» TO BE DONE:
Copy all entries without alteration and skip the pictures they hold.

» EXTRACTED DATA:
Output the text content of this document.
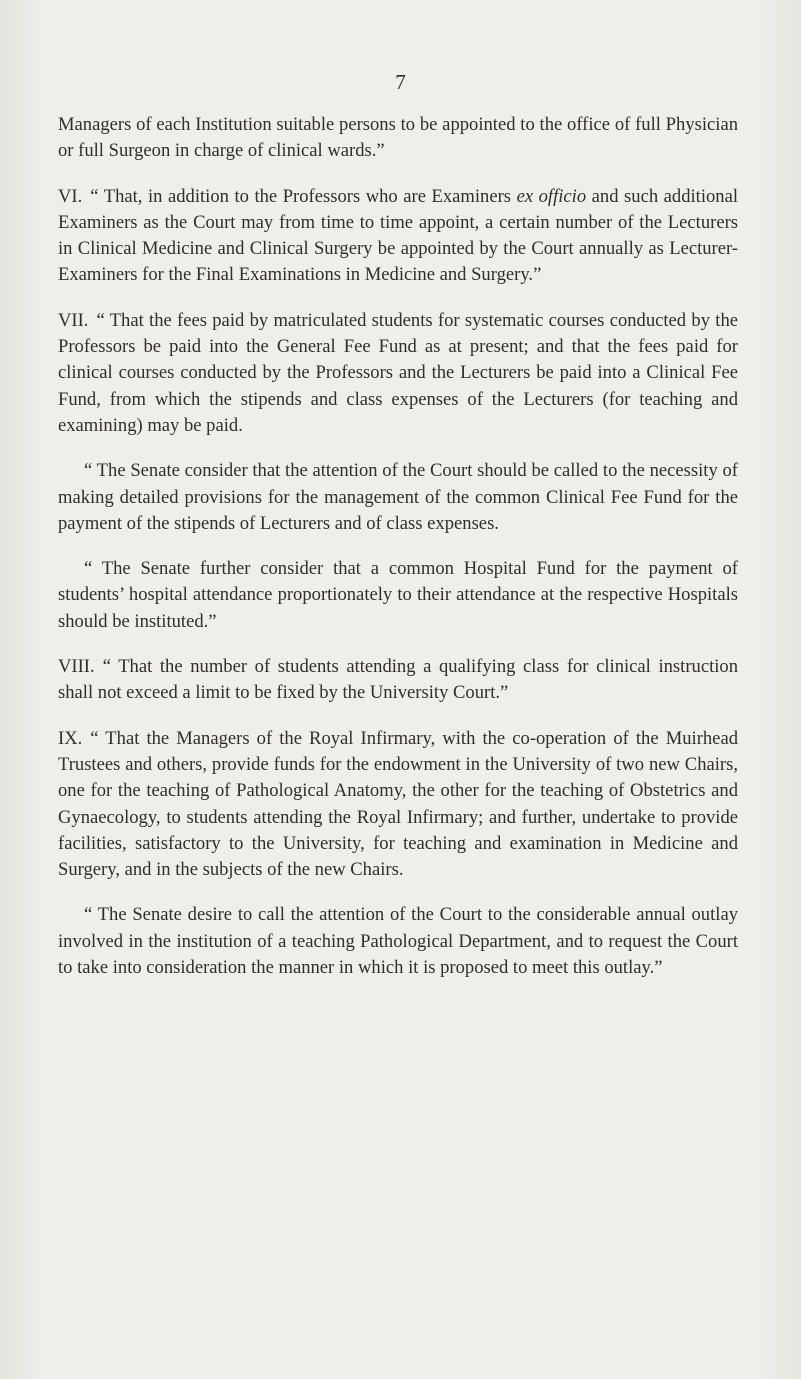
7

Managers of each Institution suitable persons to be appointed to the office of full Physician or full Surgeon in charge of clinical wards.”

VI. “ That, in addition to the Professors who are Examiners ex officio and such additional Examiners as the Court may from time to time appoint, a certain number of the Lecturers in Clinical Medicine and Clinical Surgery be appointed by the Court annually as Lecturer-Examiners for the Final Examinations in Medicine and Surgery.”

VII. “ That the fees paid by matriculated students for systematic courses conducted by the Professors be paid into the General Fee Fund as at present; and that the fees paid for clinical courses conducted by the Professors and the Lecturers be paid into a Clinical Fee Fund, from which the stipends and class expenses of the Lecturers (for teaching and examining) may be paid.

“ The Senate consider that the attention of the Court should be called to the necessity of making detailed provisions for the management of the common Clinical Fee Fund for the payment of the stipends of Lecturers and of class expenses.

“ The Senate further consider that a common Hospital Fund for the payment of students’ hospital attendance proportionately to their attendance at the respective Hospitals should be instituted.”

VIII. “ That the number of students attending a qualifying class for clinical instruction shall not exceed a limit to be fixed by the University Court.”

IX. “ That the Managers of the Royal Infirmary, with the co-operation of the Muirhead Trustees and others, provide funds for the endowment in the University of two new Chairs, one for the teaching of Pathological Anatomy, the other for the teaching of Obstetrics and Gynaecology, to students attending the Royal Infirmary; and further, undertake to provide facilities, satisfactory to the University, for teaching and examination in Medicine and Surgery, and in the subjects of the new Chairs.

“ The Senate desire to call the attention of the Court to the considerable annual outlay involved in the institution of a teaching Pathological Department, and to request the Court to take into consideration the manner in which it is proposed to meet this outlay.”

» TASK RESPONSE:
Output the text content of this document.
7

Managers of each Institution suitable persons to be appointed to the office of full Physician or full Surgeon in charge of clinical wards.”

VI. “ That, in addition to the Professors who are Examiners ex officio and such additional Examiners as the Court may from time to time appoint, a certain number of the Lecturers in Clinical Medicine and Clinical Surgery be appointed by the Court annually as Lecturer-Examiners for the Final Examinations in Medicine and Surgery.”

VII. “ That the fees paid by matriculated students for systematic courses conducted by the Professors be paid into the General Fee Fund as at present; and that the fees paid for clinical courses conducted by the Professors and the Lecturers be paid into a Clinical Fee Fund, from which the stipends and class expenses of the Lecturers (for teaching and examining) may be paid.

“ The Senate consider that the attention of the Court should be called to the necessity of making detailed provisions for the management of the common Clinical Fee Fund for the payment of the stipends of Lecturers and of class expenses.

“ The Senate further consider that a common Hospital Fund for the payment of students’ hospital attendance proportionately to their attendance at the respective Hospitals should be instituted.”

VIII. “ That the number of students attending a qualifying class for clinical instruction shall not exceed a limit to be fixed by the University Court.”

IX. “ That the Managers of the Royal Infirmary, with the co-operation of the Muirhead Trustees and others, provide funds for the endowment in the University of two new Chairs, one for the teaching of Pathological Anatomy, the other for the teaching of Obstetrics and Gynaecology, to students attending the Royal Infirmary; and further, undertake to provide facilities, satisfactory to the University, for teaching and examination in Medicine and Surgery, and in the subjects of the new Chairs.

“ The Senate desire to call the attention of the Court to the considerable annual outlay involved in the institution of a teaching Pathological Department, and to request the Court to take into consideration the manner in which it is proposed to meet this outlay.”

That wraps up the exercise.